(WHAT IS EXPECTED)
From the records that follow, copy every line that contains the word "this".

MATERIALS PROVIDED: Begin

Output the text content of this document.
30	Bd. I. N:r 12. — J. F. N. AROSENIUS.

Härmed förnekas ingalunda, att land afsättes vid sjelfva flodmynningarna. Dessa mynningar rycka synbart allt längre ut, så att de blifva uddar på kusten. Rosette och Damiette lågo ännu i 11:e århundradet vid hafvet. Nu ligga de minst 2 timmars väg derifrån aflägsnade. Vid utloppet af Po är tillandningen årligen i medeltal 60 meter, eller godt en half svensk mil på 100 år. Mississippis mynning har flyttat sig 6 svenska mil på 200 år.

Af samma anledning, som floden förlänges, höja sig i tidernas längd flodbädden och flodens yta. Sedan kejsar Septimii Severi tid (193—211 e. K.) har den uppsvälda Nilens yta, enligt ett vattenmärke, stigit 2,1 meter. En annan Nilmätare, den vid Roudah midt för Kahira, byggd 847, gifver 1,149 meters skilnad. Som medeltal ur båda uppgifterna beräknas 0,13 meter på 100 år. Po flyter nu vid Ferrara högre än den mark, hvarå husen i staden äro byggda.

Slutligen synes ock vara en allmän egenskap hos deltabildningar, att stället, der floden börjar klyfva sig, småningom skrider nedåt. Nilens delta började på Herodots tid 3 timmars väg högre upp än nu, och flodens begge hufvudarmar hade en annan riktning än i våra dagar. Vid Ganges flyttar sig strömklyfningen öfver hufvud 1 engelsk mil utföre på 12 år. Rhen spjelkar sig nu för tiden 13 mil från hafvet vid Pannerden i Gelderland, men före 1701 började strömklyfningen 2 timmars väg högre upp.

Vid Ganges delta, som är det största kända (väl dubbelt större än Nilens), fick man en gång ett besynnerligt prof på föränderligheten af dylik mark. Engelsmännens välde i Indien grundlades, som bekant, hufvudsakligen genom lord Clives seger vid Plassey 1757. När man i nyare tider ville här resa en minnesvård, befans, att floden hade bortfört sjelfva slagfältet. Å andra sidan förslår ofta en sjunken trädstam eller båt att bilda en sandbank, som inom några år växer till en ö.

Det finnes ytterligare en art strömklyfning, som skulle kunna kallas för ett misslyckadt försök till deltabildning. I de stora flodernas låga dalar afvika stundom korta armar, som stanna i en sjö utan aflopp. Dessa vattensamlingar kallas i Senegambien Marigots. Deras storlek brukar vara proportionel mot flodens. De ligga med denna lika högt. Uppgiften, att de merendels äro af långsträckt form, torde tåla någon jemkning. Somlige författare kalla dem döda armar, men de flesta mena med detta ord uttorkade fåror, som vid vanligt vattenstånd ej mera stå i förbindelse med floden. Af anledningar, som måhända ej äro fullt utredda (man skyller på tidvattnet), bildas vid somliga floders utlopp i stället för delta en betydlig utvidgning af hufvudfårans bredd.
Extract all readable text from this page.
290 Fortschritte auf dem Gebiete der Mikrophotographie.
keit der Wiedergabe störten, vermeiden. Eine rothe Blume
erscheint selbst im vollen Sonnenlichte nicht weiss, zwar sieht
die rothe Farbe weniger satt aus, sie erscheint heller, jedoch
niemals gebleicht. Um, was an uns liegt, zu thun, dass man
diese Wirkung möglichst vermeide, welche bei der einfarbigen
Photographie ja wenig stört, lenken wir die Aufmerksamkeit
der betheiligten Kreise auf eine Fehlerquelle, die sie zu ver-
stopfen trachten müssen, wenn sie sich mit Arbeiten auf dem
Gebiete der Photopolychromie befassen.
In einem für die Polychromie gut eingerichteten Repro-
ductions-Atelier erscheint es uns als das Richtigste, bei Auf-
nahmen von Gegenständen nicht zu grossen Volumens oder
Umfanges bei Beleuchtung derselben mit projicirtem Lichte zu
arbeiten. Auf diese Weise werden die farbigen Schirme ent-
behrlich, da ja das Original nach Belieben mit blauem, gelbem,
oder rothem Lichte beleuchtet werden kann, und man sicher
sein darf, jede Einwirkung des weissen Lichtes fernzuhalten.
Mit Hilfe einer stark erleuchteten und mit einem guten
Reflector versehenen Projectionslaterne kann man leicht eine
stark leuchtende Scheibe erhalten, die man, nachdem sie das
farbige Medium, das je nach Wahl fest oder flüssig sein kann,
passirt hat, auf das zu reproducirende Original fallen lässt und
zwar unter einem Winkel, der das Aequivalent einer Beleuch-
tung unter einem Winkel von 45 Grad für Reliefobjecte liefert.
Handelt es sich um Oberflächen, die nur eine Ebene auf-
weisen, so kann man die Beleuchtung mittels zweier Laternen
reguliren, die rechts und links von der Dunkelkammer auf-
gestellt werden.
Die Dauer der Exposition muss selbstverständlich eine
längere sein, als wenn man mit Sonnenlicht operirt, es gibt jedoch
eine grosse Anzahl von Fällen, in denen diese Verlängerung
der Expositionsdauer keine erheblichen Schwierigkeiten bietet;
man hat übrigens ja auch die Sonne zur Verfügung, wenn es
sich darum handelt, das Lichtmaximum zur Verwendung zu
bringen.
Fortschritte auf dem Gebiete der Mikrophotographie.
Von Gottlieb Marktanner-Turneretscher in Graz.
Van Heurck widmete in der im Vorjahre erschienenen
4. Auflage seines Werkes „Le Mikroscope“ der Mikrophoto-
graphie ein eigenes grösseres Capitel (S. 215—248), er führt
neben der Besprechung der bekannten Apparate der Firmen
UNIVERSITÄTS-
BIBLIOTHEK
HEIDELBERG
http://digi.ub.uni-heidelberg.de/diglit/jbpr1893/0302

MATERIALS PROVIDED: End

(REPLY)
Output the text content of this document.
Extract all readable text from this page.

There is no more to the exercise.